# Exercise prompt:
In the listing below, change every "Analogue Electronics" to "Analog Electronics" and leave every other line and character as it is.

**** Extracted material

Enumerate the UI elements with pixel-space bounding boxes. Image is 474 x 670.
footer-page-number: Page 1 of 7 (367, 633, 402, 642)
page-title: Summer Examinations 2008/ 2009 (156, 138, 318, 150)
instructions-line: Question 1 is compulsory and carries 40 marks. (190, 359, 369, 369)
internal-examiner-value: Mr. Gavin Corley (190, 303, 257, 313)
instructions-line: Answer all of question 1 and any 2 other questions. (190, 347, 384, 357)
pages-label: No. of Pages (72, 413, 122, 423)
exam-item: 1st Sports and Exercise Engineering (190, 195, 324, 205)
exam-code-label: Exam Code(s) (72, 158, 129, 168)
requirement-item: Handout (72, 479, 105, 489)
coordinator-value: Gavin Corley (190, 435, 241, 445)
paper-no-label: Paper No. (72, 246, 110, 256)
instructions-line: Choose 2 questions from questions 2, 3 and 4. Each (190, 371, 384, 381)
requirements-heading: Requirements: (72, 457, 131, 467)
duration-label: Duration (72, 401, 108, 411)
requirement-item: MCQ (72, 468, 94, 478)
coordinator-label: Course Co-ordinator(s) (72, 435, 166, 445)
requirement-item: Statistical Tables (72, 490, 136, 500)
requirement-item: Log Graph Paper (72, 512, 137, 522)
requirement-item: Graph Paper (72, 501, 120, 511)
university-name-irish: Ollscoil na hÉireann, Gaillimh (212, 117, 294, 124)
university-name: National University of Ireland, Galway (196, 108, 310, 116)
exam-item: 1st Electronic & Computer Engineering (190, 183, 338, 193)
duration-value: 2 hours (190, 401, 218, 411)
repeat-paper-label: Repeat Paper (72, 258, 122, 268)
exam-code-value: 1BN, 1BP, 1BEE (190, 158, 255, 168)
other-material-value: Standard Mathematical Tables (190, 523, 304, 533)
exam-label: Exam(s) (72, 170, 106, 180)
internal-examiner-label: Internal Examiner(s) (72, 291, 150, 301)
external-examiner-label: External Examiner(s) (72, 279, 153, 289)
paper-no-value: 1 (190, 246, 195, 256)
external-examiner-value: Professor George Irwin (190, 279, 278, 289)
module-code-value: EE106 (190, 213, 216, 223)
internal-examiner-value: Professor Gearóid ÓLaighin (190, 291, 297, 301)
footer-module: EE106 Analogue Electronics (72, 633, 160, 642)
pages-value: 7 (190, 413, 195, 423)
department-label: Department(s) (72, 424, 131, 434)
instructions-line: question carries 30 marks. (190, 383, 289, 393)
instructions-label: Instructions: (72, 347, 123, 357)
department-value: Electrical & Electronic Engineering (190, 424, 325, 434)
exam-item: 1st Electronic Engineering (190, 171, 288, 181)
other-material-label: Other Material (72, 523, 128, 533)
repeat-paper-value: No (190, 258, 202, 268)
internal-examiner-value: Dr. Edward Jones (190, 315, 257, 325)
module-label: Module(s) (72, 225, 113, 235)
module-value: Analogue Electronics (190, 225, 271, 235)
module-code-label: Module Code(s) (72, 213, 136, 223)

********

# Exercise solution:
Enumerate the UI elements with pixel-space bounding boxes. Image is 474 x 670.
footer-page-number: Page 1 of 7 (367, 633, 402, 642)
page-title: Summer Examinations 2008/ 2009 (156, 138, 318, 150)
instructions-line: Question 1 is compulsory and carries 40 marks. (190, 359, 369, 369)
internal-examiner-value: Mr. Gavin Corley (190, 303, 257, 313)
instructions-line: Answer all of question 1 and any 2 other questions. (190, 347, 384, 357)
pages-label: No. of Pages (72, 413, 122, 423)
exam-item: 1st Sports and Exercise Engineering (190, 195, 324, 205)
exam-code-label: Exam Code(s) (72, 158, 129, 168)
requirement-item: Handout (72, 479, 105, 489)
coordinator-value: Gavin Corley (190, 435, 241, 445)
paper-no-label: Paper No. (72, 246, 110, 256)
instructions-line: Choose 2 questions from questions 2, 3 and 4. Each (190, 371, 384, 381)
requirements-heading: Requirements: (72, 457, 131, 467)
duration-label: Duration (72, 401, 108, 411)
requirement-item: MCQ (72, 468, 94, 478)
coordinator-label: Course Co-ordinator(s) (72, 435, 166, 445)
requirement-item: Statistical Tables (72, 490, 136, 500)
requirement-item: Log Graph Paper (72, 512, 137, 522)
requirement-item: Graph Paper (72, 501, 120, 511)
university-name-irish: Ollscoil na hÉireann, Gaillimh (212, 117, 294, 124)
university-name: National University of Ireland, Galway (196, 108, 310, 116)
exam-item: 1st Electronic & Computer Engineering (190, 183, 338, 193)
duration-value: 2 hours (190, 401, 218, 411)
repeat-paper-label: Repeat Paper (72, 258, 122, 268)
exam-code-value: 1BN, 1BP, 1BEE (190, 158, 255, 168)
other-material-value: Standard Mathematical Tables (190, 523, 304, 533)
exam-label: Exam(s) (72, 170, 106, 180)
internal-examiner-label: Internal Examiner(s) (72, 291, 150, 301)
external-examiner-label: External Examiner(s) (72, 279, 153, 289)
paper-no-value: 1 (190, 246, 195, 256)
external-examiner-value: Professor George Irwin (190, 279, 278, 289)
module-code-value: EE106 (190, 213, 216, 223)
internal-examiner-value: Professor Gearóid ÓLaighin (190, 291, 297, 301)
footer-module: EE106 Analog Electronics (72, 633, 160, 642)
pages-value: 7 (190, 413, 195, 423)
department-label: Department(s) (72, 424, 131, 434)
instructions-line: question carries 30 marks. (190, 383, 289, 393)
instructions-label: Instructions: (72, 347, 123, 357)
department-value: Electrical & Electronic Engineering (190, 424, 325, 434)
exam-item: 1st Electronic Engineering (190, 171, 288, 181)
other-material-label: Other Material (72, 523, 128, 533)
repeat-paper-value: No (190, 258, 202, 268)
internal-examiner-value: Dr. Edward Jones (190, 315, 257, 325)
module-label: Module(s) (72, 225, 113, 235)
module-value: Analog Electronics (190, 225, 271, 235)
module-code-label: Module Code(s) (72, 213, 136, 223)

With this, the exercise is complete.